### [Directive]
Every entry below must appear again, exactly as written.

### [Data in this exercise]

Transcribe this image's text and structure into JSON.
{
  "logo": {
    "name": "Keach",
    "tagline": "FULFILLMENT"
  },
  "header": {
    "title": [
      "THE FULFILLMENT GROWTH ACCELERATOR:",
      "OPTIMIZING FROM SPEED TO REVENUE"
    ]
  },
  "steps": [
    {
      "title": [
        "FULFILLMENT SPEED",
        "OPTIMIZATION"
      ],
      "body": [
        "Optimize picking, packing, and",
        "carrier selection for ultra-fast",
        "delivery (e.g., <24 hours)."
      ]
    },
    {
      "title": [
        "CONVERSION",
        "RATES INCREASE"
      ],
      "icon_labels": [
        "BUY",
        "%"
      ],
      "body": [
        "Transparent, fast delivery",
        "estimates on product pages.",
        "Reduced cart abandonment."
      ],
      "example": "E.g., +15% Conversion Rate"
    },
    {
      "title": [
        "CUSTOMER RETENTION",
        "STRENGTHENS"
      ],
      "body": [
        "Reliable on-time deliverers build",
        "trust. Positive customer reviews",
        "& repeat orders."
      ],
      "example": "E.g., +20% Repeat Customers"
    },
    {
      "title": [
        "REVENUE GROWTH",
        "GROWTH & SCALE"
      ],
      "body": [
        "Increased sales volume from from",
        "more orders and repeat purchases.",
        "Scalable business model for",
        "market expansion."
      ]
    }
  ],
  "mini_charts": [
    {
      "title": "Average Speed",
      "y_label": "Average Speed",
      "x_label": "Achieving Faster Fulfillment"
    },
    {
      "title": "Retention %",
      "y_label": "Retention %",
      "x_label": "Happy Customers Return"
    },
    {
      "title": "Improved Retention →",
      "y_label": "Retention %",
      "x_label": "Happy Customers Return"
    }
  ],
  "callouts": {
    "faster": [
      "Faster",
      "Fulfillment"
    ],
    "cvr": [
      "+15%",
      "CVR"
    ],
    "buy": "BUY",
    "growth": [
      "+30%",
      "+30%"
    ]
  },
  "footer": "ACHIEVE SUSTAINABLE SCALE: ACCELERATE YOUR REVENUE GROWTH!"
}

### [Reply to the task]
Transcribe this image's text and structure into JSON.
{
  "logo": {
    "name": "Keach",
    "tagline": "FULFILLMENT"
  },
  "header": {
    "title": [
      "THE FULFILLMENT GROWTH ACCELERATOR:",
      "OPTIMIZING FROM SPEED TO REVENUE"
    ]
  },
  "steps": [
    {
      "title": [
        "FULFILLMENT SPEED",
        "OPTIMIZATION"
      ],
      "body": [
        "Optimize picking, packing, and",
        "carrier selection for ultra-fast",
        "delivery (e.g., <24 hours)."
      ]
    },
    {
      "title": [
        "CONVERSION",
        "RATES INCREASE"
      ],
      "icon_labels": [
        "BUY",
        "%"
      ],
      "body": [
        "Transparent, fast delivery",
        "estimates on product pages.",
        "Reduced cart abandonment."
      ],
      "example": "E.g., +15% Conversion Rate"
    },
    {
      "title": [
        "CUSTOMER RETENTION",
        "STRENGTHENS"
      ],
      "body": [
        "Reliable on-time deliverers build",
        "trust. Positive customer reviews",
        "& repeat orders."
      ],
      "example": "E.g., +20% Repeat Customers"
    },
    {
      "title": [
        "REVENUE GROWTH",
        "GROWTH & SCALE"
      ],
      "body": [
        "Increased sales volume from from",
        "more orders and repeat purchases.",
        "Scalable business model for",
        "market expansion."
      ]
    }
  ],
  "mini_charts": [
    {
      "title": "Average Speed",
      "y_label": "Average Speed",
      "x_label": "Achieving Faster Fulfillment"
    },
    {
      "title": "Retention %",
      "y_label": "Retention %",
      "x_label": "Happy Customers Return"
    },
    {
      "title": "Improved Retention →",
      "y_label": "Retention %",
      "x_label": "Happy Customers Return"
    }
  ],
  "callouts": {
    "faster": [
      "Faster",
      "Fulfillment"
    ],
    "cvr": [
      "+15%",
      "CVR"
    ],
    "buy": "BUY",
    "growth": [
      "+30%",
      "+30%"
    ]
  },
  "footer": "ACHIEVE SUSTAINABLE SCALE: ACCELERATE YOUR REVENUE GROWTH!"
}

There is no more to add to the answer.